Directions
Transcribe the part of the forum thread about peeling trailer decals that begins at the words "I washed the" and stops after the words "be appreciated. Thanks.".

Document
# Decals On Trailer Are Coming Off



## shaela21 (Aug 16, 2005)

I washed the trailer today and one of the front cool decals started to peel off







. I carefully folded the decal back into place, but I am wondering if there is a type of glue or adhesive that I can put under the decal to make it stick to the surface. Any suggestions would be appreciated. Thanks.


----------



## CamperAndy (Aug 26, 2004)

Were you using a pressure washer??

How big of an area are we talking about?


----------



## Crawfish (Sep 14, 2005)

Bob,

I don't know anything about how to glue them back, even if you can, but I would suggest send a PM to "6pack" and ask him, maybe he can help you. He is well briefed on decals. He might know.

"*Let's Go Camping*"

Crawfish


----------



## ee4308 (Aug 23, 2005)

I have washed my tt a couple times since applying the decals with no trouble. However, I washed very lightly over the decals. Maybe 6pack will have some advice for you. sunny Good luck.


----------



## shaela21 (Aug 16, 2005)

I will send him a PM, thank you. I use a soft brush on a long handle to wash the trailer and the truck. No pressure washer at all, and the soap I use is for RV's to wash and wax. Thanks again.


----------



## 2500Ram (Oct 30, 2005)

shaela21 said:


> I will send him a PM, thank you. I use a soft brush on a long handle to wash the trailer and the truck. No pressure washer at all, and the soap I use is for RV's to wash and wax. Thanks again.
> [snapback]65243[/snapback]​


Sounds like the decal man on your camper was the same person as the tank label man


----------



## PDX_Doug (Nov 16, 2004)

Actually Ram, the tank label guy only does the bathroom fan wiring when he has some spare time.

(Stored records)
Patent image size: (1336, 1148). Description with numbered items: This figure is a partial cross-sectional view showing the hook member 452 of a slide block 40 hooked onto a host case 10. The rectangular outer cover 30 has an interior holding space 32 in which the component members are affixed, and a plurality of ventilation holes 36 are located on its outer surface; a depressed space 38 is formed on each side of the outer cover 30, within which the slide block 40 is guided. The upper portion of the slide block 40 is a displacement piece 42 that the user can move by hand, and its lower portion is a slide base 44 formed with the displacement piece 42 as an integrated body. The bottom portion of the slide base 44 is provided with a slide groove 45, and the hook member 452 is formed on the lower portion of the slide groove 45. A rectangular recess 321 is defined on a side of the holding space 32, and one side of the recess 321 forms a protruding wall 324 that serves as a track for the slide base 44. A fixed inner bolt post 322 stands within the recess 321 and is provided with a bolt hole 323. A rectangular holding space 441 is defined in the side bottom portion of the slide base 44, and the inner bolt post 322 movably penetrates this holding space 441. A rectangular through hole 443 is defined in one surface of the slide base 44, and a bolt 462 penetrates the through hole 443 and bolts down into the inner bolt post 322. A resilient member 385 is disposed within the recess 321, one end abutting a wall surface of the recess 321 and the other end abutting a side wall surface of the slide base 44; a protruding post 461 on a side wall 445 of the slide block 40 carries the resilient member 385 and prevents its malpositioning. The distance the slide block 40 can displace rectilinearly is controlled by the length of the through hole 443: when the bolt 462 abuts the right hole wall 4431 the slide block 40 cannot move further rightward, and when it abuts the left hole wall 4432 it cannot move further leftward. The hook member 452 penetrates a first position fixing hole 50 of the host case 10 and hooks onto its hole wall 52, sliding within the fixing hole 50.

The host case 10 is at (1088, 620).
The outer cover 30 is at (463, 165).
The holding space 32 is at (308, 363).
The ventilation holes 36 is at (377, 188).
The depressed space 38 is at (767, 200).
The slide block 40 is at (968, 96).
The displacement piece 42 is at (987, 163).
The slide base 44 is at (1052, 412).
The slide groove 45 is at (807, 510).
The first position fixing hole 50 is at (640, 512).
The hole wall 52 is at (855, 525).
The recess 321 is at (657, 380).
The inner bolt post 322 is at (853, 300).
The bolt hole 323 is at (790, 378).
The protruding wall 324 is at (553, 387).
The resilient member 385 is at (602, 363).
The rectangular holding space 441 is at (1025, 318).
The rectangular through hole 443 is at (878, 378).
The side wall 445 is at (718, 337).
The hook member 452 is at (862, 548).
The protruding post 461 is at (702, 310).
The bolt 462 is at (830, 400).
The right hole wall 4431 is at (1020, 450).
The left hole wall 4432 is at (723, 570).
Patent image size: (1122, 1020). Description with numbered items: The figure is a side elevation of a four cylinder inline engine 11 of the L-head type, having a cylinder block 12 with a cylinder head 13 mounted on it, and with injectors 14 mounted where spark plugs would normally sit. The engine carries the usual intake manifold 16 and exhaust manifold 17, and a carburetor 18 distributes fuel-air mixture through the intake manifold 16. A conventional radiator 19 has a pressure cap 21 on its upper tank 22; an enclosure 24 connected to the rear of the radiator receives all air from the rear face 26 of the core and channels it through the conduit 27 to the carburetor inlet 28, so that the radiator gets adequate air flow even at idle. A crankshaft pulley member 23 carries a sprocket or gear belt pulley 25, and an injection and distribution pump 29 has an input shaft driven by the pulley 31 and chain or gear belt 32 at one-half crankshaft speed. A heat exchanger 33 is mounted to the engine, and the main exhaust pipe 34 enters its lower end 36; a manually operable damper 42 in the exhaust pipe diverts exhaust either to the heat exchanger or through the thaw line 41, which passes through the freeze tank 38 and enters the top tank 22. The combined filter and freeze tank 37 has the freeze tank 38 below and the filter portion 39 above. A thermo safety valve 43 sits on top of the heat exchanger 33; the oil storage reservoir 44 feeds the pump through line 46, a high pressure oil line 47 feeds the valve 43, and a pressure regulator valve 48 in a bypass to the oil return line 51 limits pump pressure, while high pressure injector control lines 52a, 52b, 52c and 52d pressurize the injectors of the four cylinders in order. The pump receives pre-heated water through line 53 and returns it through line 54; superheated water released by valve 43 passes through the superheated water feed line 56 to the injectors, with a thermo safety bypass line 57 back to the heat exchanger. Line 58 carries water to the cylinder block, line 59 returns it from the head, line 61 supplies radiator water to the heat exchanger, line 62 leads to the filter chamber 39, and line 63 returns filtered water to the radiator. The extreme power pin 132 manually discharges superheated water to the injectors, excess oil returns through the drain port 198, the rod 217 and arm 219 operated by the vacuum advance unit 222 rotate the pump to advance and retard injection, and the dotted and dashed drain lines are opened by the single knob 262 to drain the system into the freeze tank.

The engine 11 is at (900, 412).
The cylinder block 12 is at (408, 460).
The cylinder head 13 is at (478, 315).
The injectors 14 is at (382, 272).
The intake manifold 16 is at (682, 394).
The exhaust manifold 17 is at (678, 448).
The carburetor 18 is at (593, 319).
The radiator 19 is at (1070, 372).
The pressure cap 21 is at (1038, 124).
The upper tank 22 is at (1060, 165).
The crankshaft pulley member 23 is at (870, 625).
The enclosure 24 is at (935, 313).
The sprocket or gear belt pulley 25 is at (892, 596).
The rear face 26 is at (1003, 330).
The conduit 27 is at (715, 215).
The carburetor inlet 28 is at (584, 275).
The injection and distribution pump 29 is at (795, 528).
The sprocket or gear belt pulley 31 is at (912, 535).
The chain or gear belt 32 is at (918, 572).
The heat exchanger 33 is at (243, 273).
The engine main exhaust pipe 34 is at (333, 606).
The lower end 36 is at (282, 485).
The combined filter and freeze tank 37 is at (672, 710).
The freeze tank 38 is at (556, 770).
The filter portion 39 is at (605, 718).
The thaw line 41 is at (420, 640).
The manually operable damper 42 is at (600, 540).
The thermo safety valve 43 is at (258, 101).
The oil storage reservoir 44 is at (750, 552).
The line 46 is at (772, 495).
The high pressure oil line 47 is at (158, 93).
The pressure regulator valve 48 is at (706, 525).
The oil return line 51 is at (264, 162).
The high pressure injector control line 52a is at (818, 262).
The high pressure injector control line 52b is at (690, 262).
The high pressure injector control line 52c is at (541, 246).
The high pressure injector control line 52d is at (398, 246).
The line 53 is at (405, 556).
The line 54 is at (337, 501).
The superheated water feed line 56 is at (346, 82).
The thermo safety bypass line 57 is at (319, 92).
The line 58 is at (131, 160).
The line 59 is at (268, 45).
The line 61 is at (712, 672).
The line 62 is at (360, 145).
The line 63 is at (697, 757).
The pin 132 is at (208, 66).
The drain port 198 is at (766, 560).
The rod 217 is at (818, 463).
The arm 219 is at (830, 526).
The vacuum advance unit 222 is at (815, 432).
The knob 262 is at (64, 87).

Written response
I washed the trailer today and one of the front cool decals started to peel off







. I carefully folded the decal back into place, but I am wondering if there is a type of glue or adhesive that I can put under the decal to make it stick to the surface. Any suggestions would be appreciated. Thanks.